## INSTRUCTION
Write out all of the data exactly as it appears.

___ RECORDED DATA

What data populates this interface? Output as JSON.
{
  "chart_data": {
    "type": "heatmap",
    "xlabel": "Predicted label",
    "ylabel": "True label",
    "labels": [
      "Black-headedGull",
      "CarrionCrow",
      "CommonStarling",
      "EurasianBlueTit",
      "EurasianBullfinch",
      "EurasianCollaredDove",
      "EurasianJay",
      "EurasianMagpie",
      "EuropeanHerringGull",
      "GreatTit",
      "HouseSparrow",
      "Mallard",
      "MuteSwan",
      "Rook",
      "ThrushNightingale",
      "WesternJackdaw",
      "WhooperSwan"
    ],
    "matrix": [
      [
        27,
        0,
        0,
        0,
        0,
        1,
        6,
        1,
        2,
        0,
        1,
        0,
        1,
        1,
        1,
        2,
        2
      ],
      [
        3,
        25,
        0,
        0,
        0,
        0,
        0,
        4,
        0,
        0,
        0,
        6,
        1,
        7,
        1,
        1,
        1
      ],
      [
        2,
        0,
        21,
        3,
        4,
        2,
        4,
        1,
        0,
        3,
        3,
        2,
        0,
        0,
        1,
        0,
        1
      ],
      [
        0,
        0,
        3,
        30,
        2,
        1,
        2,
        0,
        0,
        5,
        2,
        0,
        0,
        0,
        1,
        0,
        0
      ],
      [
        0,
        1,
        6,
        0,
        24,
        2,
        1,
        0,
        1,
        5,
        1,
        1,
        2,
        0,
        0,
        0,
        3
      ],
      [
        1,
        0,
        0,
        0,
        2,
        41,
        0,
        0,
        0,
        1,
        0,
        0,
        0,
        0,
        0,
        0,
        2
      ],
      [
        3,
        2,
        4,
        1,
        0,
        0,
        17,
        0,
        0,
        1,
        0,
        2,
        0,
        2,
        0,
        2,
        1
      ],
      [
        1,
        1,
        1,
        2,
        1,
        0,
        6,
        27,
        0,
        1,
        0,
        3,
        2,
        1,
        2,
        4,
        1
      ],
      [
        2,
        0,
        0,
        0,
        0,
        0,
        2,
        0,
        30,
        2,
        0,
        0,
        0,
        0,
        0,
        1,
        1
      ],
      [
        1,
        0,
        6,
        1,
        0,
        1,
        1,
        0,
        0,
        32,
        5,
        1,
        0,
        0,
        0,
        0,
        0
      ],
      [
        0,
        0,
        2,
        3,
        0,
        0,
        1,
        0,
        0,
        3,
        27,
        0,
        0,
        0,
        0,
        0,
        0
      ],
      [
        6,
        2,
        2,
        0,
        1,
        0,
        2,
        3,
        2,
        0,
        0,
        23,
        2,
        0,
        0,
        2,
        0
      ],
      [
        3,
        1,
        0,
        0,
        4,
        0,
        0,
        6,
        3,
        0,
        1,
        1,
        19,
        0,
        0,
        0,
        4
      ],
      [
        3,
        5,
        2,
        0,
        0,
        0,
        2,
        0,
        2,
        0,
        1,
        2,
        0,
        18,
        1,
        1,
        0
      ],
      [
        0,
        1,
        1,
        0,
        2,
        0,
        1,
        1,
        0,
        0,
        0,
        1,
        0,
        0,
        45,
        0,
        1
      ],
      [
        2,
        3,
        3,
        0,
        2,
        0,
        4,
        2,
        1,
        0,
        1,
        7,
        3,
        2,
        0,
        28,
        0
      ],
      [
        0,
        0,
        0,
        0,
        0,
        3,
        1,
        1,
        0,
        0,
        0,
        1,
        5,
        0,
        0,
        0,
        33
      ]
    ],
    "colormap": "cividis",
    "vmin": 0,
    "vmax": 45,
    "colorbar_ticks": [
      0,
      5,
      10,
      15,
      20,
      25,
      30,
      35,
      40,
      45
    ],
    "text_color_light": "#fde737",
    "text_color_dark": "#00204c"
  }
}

______

## RESPONSE
What data populates this interface? Output as JSON.
{
  "chart_data": {
    "type": "heatmap",
    "xlabel": "Predicted label",
    "ylabel": "True label",
    "labels": [
      "Black-headedGull",
      "CarrionCrow",
      "CommonStarling",
      "EurasianBlueTit",
      "EurasianBullfinch",
      "EurasianCollaredDove",
      "EurasianJay",
      "EurasianMagpie",
      "EuropeanHerringGull",
      "GreatTit",
      "HouseSparrow",
      "Mallard",
      "MuteSwan",
      "Rook",
      "ThrushNightingale",
      "WesternJackdaw",
      "WhooperSwan"
    ],
    "matrix": [
      [
        27,
        0,
        0,
        0,
        0,
        1,
        6,
        1,
        2,
        0,
        1,
        0,
        1,
        1,
        1,
        2,
        2
      ],
      [
        3,
        25,
        0,
        0,
        0,
        0,
        0,
        4,
        0,
        0,
        0,
        6,
        1,
        7,
        1,
        1,
        1
      ],
      [
        2,
        0,
        21,
        3,
        4,
        2,
        4,
        1,
        0,
        3,
        3,
        2,
        0,
        0,
        1,
        0,
        1
      ],
      [
        0,
        0,
        3,
        30,
        2,
        1,
        2,
        0,
        0,
        5,
        2,
        0,
        0,
        0,
        1,
        0,
        0
      ],
      [
        0,
        1,
        6,
        0,
        24,
        2,
        1,
        0,
        1,
        5,
        1,
        1,
        2,
        0,
        0,
        0,
        3
      ],
      [
        1,
        0,
        0,
        0,
        2,
        41,
        0,
        0,
        0,
        1,
        0,
        0,
        0,
        0,
        0,
        0,
        2
      ],
      [
        3,
        2,
        4,
        1,
        0,
        0,
        17,
        0,
        0,
        1,
        0,
        2,
        0,
        2,
        0,
        2,
        1
      ],
      [
        1,
        1,
        1,
        2,
        1,
        0,
        6,
        27,
        0,
        1,
        0,
        3,
        2,
        1,
        2,
        4,
        1
      ],
      [
        2,
        0,
        0,
        0,
        0,
        0,
        2,
        0,
        30,
        2,
        0,
        0,
        0,
        0,
        0,
        1,
        1
      ],
      [
        1,
        0,
        6,
        1,
        0,
        1,
        1,
        0,
        0,
        32,
        5,
        1,
        0,
        0,
        0,
        0,
        0
      ],
      [
        0,
        0,
        2,
        3,
        0,
        0,
        1,
        0,
        0,
        3,
        27,
        0,
        0,
        0,
        0,
        0,
        0
      ],
      [
        6,
        2,
        2,
        0,
        1,
        0,
        2,
        3,
        2,
        0,
        0,
        23,
        2,
        0,
        0,
        2,
        0
      ],
      [
        3,
        1,
        0,
        0,
        4,
        0,
        0,
        6,
        3,
        0,
        1,
        1,
        19,
        0,
        0,
        0,
        4
      ],
      [
        3,
        5,
        2,
        0,
        0,
        0,
        2,
        0,
        2,
        0,
        1,
        2,
        0,
        18,
        1,
        1,
        0
      ],
      [
        0,
        1,
        1,
        0,
        2,
        0,
        1,
        1,
        0,
        0,
        0,
        1,
        0,
        0,
        45,
        0,
        1
      ],
      [
        2,
        3,
        3,
        0,
        2,
        0,
        4,
        2,
        1,
        0,
        1,
        7,
        3,
        2,
        0,
        28,
        0
      ],
      [
        0,
        0,
        0,
        0,
        0,
        3,
        1,
        1,
        0,
        0,
        0,
        1,
        5,
        0,
        0,
        0,
        33
      ]
    ],
    "colormap": "cividis",
    "vmin": 0,
    "vmax": 45,
    "colorbar_ticks": [
      0,
      5,
      10,
      15,
      20,
      25,
      30,
      35,
      40,
      45
    ],
    "text_color_light": "#fde737",
    "text_color_dark": "#00204c"
  }
}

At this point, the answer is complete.